__Given exercise__.
From the records, pick out and copy each line containing "целевая".

__The input__.

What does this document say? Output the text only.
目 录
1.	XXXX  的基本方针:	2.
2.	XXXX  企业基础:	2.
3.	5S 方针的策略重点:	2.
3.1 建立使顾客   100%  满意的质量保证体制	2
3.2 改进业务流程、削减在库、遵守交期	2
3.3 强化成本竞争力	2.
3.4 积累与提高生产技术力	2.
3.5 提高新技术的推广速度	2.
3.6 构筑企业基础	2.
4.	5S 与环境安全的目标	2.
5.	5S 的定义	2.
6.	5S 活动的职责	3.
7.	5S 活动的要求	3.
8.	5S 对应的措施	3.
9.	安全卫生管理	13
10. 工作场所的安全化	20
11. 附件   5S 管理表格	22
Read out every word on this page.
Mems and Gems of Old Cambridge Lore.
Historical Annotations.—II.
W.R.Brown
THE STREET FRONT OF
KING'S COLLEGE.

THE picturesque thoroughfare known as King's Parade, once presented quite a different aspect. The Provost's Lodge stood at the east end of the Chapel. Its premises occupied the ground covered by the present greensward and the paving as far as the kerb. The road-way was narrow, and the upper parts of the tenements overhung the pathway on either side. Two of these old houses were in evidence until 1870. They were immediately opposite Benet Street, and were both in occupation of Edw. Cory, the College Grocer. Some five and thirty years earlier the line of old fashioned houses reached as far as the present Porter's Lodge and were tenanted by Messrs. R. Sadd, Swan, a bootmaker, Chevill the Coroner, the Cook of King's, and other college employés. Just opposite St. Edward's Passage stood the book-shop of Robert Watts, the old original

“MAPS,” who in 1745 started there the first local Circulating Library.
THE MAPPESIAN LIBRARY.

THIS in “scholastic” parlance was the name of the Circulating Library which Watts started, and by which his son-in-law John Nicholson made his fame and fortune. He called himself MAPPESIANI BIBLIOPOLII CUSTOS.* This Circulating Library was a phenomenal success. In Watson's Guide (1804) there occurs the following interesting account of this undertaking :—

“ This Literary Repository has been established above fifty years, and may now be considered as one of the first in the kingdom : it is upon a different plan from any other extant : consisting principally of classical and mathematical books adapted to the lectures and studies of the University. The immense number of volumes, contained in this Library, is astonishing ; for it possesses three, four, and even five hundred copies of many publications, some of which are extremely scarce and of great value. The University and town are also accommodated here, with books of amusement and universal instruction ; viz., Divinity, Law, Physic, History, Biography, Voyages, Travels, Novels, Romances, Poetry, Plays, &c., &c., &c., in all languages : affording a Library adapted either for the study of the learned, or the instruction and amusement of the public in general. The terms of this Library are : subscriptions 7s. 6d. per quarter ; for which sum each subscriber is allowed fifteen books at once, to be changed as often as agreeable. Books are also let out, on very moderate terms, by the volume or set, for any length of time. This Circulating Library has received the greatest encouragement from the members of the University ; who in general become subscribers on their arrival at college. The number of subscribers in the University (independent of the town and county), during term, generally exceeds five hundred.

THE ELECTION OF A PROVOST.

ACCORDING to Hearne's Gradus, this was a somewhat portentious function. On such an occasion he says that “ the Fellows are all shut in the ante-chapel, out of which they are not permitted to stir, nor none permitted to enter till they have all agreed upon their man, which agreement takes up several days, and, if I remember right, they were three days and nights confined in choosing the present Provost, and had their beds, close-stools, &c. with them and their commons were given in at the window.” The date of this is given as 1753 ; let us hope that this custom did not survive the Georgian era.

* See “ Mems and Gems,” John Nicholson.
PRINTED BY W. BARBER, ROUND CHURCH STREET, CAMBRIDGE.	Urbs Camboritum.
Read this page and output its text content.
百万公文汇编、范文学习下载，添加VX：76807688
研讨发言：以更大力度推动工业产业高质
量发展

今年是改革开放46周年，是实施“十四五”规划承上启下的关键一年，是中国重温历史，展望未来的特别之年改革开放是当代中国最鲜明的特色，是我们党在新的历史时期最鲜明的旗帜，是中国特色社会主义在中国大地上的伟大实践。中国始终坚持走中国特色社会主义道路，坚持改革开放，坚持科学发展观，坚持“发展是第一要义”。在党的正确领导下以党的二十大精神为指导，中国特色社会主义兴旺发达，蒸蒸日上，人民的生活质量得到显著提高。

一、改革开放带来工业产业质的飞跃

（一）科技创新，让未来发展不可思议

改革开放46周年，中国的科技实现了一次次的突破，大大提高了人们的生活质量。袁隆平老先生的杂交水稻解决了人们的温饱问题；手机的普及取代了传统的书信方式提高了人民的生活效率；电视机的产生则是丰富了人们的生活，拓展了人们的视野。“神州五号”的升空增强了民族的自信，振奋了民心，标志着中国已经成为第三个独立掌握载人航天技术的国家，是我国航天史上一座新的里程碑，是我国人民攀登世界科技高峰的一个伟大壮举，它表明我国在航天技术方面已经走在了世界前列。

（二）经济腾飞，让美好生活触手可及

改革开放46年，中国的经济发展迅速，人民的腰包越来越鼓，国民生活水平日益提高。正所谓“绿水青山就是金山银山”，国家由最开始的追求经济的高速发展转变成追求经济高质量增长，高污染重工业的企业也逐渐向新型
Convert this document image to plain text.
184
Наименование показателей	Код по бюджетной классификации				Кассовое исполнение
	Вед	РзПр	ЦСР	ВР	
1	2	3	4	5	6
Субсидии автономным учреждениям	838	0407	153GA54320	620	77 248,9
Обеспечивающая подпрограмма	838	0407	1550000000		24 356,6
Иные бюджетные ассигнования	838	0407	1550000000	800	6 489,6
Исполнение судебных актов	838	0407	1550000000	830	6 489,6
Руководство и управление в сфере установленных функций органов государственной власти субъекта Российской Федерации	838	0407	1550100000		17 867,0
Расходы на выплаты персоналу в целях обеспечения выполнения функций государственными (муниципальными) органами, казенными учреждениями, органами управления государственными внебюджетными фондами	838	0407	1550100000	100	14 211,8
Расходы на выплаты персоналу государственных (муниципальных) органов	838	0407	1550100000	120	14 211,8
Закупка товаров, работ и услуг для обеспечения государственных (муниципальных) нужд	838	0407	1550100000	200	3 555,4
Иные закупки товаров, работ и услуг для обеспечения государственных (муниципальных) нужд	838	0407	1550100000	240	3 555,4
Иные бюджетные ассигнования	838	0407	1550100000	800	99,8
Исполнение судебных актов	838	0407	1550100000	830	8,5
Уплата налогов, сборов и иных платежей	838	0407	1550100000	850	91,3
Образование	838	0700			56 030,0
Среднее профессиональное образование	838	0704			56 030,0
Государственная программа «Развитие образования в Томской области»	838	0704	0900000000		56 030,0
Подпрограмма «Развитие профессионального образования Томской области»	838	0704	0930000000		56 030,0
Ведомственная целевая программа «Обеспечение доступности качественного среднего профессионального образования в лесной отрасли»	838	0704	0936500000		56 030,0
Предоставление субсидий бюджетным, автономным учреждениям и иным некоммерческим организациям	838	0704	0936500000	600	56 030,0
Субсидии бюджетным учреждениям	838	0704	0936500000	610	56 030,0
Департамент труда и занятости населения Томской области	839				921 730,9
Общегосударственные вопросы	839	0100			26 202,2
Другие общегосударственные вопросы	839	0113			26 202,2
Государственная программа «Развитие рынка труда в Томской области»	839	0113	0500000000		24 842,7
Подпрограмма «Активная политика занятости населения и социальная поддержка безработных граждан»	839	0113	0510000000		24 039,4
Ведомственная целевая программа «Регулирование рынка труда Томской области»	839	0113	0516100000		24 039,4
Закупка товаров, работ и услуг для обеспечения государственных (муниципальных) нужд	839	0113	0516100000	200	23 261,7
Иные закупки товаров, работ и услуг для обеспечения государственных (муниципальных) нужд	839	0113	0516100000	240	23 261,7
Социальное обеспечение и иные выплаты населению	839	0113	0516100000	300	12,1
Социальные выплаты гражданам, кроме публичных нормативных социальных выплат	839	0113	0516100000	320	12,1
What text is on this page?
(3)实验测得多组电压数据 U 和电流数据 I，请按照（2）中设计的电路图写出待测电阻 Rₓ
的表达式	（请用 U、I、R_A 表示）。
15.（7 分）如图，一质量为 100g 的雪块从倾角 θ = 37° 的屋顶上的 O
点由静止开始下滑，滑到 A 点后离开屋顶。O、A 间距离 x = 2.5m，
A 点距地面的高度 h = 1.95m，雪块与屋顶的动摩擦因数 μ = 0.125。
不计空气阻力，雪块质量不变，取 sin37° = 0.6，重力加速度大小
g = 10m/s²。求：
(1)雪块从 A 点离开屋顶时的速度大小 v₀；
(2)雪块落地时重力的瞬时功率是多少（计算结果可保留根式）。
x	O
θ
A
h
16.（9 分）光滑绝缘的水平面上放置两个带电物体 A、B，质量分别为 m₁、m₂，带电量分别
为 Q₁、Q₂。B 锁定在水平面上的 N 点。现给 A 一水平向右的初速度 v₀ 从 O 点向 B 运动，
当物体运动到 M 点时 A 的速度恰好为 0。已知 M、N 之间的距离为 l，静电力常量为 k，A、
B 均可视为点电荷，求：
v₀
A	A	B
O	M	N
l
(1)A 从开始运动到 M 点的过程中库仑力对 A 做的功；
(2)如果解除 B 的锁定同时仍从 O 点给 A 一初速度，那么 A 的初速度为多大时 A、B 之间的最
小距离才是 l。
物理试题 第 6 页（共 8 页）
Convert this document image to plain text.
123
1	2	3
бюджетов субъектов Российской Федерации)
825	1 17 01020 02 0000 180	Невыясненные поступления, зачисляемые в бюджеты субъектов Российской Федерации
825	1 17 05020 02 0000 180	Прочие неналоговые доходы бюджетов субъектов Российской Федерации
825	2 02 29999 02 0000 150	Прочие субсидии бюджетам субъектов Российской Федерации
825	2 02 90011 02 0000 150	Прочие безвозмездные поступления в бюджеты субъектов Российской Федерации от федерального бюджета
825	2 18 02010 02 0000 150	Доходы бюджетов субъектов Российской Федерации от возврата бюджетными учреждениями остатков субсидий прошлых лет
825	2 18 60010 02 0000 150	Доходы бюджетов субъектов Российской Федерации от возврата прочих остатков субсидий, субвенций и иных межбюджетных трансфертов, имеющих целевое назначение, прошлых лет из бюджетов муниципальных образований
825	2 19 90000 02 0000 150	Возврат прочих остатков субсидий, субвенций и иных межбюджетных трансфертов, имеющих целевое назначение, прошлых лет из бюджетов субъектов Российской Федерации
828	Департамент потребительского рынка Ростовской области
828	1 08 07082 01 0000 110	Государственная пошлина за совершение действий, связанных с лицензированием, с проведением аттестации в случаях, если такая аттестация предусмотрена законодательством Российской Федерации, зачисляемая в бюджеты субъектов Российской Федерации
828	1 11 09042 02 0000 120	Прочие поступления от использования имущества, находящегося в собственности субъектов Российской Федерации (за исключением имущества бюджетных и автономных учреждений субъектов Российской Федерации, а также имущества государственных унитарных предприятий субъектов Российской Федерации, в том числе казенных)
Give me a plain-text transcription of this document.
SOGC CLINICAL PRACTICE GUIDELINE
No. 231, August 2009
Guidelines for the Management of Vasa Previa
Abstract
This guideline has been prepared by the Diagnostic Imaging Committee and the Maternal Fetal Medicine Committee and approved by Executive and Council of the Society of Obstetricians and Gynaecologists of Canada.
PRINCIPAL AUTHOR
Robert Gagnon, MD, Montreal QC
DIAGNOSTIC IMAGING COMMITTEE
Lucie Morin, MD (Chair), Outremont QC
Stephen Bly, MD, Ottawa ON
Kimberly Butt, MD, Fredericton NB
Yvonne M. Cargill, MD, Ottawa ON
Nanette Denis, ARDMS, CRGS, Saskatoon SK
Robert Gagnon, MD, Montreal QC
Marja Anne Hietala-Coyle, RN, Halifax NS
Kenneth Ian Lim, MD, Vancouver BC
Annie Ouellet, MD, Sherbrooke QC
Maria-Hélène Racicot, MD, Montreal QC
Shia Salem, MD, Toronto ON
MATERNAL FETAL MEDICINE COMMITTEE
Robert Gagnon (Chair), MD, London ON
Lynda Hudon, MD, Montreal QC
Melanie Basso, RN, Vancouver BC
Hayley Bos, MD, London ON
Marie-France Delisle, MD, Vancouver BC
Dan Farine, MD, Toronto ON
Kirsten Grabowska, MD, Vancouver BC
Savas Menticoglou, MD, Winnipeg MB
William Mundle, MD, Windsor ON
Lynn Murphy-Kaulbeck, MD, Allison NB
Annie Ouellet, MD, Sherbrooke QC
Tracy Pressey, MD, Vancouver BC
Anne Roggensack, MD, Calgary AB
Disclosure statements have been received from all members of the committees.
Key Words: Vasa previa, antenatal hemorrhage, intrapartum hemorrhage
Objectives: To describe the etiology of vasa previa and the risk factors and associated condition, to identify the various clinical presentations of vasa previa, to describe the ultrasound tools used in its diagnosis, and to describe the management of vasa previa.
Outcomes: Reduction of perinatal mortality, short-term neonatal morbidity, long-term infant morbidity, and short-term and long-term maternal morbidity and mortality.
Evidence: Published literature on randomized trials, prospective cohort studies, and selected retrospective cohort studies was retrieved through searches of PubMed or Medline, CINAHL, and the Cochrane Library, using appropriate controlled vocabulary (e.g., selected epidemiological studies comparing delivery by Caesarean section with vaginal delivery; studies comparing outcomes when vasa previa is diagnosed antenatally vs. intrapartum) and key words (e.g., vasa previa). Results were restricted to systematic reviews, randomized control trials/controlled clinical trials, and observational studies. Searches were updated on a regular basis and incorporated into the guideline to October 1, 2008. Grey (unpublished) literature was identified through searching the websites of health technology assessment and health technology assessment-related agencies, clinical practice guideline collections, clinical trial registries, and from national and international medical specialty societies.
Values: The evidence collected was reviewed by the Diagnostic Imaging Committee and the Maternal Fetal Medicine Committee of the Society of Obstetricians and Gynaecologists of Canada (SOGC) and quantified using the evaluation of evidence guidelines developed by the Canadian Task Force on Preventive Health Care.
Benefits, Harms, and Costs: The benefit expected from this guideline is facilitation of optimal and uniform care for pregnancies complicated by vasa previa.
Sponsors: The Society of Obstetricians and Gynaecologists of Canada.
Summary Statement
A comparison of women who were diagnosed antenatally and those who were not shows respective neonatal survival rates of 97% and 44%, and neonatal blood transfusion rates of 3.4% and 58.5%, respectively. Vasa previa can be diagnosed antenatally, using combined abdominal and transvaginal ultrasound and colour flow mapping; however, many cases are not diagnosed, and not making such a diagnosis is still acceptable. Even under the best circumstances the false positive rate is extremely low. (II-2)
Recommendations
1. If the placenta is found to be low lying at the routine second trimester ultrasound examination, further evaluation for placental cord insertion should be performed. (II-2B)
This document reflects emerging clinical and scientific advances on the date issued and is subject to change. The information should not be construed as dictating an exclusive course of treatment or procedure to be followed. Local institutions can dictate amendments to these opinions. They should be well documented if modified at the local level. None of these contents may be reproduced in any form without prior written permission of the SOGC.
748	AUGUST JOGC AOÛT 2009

__Exercise result__.
Ведомственная целевая программа «Обеспечение доступности качественного среднего профессионального образования в лесной отрасли»	838	0704	0936500000		56 030,0
Ведомственная целевая программа «Регулирование рынка труда Томской области»	839	0113	0516100000		24 039,4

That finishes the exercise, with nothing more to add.